**Task prompt:** For every line in the data below that contains "Live", copy the line.

* BEGIN Material supplied *

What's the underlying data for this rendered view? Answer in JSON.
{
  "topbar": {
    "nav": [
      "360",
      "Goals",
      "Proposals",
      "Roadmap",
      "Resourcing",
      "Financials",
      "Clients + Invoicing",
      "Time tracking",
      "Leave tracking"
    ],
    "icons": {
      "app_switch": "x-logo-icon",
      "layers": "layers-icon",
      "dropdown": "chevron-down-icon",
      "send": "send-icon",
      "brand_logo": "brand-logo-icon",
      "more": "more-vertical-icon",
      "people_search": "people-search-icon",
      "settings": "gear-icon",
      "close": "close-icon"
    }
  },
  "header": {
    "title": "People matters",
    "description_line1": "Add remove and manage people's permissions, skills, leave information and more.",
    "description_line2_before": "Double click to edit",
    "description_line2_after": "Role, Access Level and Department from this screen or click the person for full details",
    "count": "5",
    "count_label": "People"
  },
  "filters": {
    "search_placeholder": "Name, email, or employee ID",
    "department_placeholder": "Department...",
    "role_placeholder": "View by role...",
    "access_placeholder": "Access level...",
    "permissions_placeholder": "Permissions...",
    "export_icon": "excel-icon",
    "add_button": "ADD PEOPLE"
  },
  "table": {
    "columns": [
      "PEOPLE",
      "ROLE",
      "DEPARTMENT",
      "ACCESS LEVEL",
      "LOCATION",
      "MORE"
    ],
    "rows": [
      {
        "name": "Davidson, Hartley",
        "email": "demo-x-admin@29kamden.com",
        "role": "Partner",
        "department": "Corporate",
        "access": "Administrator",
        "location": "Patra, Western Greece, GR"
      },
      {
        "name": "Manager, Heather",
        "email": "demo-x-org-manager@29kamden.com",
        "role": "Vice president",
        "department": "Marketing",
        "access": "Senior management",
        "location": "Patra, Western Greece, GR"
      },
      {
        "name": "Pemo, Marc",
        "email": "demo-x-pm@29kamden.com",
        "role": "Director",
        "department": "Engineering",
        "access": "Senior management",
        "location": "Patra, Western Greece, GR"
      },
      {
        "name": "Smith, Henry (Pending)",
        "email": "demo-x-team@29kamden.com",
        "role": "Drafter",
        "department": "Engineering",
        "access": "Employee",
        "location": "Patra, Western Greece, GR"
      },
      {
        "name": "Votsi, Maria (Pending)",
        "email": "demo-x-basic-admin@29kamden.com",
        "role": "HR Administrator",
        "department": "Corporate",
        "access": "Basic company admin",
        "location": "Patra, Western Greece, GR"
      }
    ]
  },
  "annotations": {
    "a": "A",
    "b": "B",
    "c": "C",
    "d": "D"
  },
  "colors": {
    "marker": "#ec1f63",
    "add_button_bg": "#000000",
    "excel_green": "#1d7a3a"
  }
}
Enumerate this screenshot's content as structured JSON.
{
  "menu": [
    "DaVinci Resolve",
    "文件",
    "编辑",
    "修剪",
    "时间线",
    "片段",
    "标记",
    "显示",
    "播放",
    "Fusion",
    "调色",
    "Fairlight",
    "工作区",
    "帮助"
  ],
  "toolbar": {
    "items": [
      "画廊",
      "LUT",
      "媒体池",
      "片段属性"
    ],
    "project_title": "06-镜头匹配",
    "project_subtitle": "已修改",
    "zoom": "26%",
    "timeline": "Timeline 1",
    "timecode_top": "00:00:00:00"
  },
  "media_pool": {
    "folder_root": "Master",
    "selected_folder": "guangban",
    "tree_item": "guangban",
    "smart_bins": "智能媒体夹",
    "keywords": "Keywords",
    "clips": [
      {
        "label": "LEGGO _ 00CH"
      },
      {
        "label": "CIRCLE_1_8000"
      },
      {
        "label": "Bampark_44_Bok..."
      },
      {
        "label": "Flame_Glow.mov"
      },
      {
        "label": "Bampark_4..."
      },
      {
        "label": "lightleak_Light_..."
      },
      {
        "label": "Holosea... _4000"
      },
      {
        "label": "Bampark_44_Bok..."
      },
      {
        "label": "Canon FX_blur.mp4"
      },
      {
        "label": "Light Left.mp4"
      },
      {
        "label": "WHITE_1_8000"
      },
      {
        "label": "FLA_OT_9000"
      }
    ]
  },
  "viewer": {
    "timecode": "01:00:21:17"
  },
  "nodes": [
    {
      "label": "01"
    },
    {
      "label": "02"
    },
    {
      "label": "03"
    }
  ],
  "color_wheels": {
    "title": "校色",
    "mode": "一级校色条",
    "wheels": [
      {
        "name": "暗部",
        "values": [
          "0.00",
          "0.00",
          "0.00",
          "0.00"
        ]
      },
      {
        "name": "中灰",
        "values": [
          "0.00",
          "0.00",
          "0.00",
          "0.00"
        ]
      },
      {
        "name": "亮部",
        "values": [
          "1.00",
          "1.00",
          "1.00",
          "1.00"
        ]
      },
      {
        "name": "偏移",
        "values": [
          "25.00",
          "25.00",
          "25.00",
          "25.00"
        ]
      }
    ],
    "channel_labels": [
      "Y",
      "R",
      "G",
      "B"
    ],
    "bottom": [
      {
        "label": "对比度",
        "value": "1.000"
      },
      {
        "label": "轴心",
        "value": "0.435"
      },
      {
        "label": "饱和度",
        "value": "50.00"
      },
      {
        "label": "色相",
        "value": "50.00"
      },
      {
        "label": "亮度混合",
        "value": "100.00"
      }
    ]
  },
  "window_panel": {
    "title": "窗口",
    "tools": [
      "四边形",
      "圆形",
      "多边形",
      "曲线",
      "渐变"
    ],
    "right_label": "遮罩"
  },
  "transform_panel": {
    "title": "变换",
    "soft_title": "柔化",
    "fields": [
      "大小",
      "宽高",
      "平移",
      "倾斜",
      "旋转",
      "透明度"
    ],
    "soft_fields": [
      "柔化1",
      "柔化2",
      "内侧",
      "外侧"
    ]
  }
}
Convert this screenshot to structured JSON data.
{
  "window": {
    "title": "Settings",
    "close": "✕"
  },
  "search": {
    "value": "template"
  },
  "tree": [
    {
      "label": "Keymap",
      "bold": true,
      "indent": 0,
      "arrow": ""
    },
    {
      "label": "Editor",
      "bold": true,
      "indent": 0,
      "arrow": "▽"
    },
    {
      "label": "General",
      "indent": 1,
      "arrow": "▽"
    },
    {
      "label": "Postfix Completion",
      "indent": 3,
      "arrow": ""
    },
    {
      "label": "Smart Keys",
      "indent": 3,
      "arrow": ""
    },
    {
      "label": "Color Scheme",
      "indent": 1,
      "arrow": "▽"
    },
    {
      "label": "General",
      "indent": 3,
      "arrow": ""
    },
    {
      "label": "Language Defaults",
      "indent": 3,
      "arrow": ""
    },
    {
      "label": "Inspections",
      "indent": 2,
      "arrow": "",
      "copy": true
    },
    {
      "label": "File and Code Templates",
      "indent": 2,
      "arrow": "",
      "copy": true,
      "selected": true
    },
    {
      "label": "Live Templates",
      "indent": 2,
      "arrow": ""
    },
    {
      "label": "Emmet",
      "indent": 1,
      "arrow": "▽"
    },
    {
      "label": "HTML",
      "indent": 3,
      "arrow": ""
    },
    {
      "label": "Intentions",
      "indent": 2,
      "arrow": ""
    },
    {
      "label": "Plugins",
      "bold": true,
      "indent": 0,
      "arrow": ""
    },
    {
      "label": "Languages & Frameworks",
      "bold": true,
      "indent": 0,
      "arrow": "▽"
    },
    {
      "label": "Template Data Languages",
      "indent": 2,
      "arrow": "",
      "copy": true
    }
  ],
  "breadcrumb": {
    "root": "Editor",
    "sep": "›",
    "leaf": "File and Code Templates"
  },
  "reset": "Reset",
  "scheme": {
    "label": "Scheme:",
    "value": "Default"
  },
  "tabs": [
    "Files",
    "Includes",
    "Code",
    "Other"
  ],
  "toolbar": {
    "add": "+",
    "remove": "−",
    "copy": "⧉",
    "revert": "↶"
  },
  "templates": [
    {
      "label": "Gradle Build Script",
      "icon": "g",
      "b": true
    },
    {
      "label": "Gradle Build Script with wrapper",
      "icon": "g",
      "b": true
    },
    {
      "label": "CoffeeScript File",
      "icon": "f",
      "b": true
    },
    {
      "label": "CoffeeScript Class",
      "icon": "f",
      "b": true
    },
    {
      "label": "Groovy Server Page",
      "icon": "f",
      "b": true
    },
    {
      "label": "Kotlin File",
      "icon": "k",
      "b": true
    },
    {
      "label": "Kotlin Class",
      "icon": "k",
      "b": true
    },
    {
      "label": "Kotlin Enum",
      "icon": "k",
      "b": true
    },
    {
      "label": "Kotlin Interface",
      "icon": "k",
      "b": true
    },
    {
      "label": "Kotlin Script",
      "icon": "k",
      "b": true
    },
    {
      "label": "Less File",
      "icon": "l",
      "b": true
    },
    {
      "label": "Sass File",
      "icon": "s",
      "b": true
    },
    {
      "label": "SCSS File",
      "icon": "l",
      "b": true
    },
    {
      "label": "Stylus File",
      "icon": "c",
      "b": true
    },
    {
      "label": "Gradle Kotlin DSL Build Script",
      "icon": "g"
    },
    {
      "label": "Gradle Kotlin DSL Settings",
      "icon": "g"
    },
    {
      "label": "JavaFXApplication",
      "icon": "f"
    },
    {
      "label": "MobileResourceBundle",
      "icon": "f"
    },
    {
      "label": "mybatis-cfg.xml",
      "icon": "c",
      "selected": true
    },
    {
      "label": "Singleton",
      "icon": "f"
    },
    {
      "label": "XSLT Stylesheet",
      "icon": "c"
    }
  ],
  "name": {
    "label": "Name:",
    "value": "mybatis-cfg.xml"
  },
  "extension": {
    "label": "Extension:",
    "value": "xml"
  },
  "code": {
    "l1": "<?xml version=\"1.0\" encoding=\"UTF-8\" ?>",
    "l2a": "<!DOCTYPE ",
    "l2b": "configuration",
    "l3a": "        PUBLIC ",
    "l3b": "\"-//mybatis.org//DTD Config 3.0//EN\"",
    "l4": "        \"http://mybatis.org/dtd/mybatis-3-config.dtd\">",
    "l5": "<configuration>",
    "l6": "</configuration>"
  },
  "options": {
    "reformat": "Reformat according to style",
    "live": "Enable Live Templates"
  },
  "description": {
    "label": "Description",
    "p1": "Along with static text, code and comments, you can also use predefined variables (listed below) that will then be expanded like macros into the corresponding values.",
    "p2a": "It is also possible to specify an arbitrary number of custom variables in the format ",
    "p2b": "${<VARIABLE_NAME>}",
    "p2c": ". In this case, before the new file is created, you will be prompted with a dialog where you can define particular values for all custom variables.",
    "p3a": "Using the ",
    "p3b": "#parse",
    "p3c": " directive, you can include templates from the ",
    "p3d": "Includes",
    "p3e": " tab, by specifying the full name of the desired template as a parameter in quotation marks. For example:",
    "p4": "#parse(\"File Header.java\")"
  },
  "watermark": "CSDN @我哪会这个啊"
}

* END Material supplied *

**Output of the task:**
      "label": "Live Templates",
    "live": "Enable Live Templates"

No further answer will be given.